> **GIVEN EXERCISE A**
Starting with the first line of the records and going on through the line containing "legend-label: Without TWD", arrange those lines as a numbered list, leaving out any blank lines.

___

Thursday, May 31, 2012

Rhetoric about rhetoric

In the IPS OOO thread Dial has again challenged what he perceives as a lack of embodiment in Wilber and Bryant. The dialogue follows:

Dial: Is how does one express the relationship between mind-body-universals - or class thereof - when the very currency of the world is immanence - aka embodiment, aka assemblages. To my mind it's really not possible by means other than realized embodied expression. That is to say, it can't be propositional but must be expressive, rhetorical, performative, resonant.


Integral affirms this when it says the only spirit is embodied spirit. OOO does the same when it dismisses ontotheological conceptions that have no basis in actual experience. Rather it views reality as a flat ontology of material and  immaterial objects impacting upon each other.

The logical trajectory of thought that evolves from these suppositions is toward an embodied thought. This would include, but cannot be restricted to, the analytical laying-bare-of-all type of intelligibility that Bryant and IPM often seem to be aiming for. I can't help but suspect that as 'looking for knowledge in all the wrong places'. And, as Neitszche suggests, precisely so as not to find it, and by such means maintain an imagined control.

If we cannot muster an embodied thought - myself, included - then can we at least have a discussion on what an Integral thought should aim for. Or, perhaps, how should an Integral thought that knows its own defeat conduct itself? Might there be an overcoming there, even?

___

> **GIVEN EXERCISE B**
Copy word for word the part of the post on embodied thought starting with "Rhetoric about rhetoric" and going on through "upon each other.".

___

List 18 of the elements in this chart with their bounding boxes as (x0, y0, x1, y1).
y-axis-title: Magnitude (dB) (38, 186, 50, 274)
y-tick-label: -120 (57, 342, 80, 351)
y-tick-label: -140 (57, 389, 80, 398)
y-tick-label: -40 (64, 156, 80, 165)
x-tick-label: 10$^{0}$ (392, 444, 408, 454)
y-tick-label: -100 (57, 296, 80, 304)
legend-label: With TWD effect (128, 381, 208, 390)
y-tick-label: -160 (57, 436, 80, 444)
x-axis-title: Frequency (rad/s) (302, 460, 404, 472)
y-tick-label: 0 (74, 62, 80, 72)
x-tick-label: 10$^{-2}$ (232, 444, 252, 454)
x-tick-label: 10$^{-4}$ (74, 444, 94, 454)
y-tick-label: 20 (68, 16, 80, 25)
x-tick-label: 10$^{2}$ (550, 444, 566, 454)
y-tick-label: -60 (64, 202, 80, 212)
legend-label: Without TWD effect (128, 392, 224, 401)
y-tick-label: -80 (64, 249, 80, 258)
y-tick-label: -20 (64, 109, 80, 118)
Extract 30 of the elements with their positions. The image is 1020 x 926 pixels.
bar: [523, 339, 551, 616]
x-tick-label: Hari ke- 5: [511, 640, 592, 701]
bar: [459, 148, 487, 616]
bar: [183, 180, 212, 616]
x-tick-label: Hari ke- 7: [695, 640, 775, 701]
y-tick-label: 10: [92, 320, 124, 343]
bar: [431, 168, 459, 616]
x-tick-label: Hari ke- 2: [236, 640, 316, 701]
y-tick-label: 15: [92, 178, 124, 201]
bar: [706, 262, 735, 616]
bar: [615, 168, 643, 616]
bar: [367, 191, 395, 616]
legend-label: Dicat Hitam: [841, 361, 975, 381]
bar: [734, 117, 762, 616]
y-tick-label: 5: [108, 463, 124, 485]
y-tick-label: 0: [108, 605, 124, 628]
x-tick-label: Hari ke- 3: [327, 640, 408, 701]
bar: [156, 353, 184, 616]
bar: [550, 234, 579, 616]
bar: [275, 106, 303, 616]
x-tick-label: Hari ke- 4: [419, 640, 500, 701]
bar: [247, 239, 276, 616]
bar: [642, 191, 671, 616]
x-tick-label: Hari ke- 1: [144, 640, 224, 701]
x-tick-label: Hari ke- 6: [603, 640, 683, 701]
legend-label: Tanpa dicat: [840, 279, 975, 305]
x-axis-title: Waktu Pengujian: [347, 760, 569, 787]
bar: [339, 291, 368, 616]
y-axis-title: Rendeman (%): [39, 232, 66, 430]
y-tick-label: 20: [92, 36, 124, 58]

___

> **WRITTEN RESPONSE A**
1. List 18 of the elements in this chart with their bounding boxes as (x0, y0, x1, y1).
2. y-axis-title: Magnitude (dB) (38, 186, 50, 274)
3. y-tick-label: -120 (57, 342, 80, 351)
4. y-tick-label: -140 (57, 389, 80, 398)
5. y-tick-label: -40 (64, 156, 80, 165)
6. x-tick-label: 10$^{0}$ (392, 444, 408, 454)
7. y-tick-label: -100 (57, 296, 80, 304)
8. legend-label: With TWD effect (128, 381, 208, 390)
9. y-tick-label: -160 (57, 436, 80, 444)
10. x-axis-title: Frequency (rad/s) (302, 460, 404, 472)
11. y-tick-label: 0 (74, 62, 80, 72)
12. x-tick-label: 10$^{-2}$ (232, 444, 252, 454)
13. x-tick-label: 10$^{-4}$ (74, 444, 94, 454)
14. y-tick-label: 20 (68, 16, 80, 25)
15. x-tick-label: 10$^{2}$ (550, 444, 566, 454)
16. y-tick-label: -60 (64, 202, 80, 212)
17. legend-label: Without TWD effect (128, 392, 224, 401)

> **WRITTEN RESPONSE B**
Rhetoric about rhetoric

In the IPS OOO thread Dial has again challenged what he perceives as a lack of embodiment in Wilber and Bryant. The dialogue follows:

Dial: Is how does one express the relationship between mind-body-universals - or class thereof - when the very currency of the world is immanence - aka embodiment, aka assemblages. To my mind it's really not possible by means other than realized embodied expression. That is to say, it can't be propositional but must be expressive, rhetorical, performative, resonant.


Integral affirms this when it says the only spirit is embodied spirit. OOO does the same when it dismisses ontotheological conceptions that have no basis in actual experience. Rather it views reality as a flat ontology of material and  immaterial objects impacting upon each other.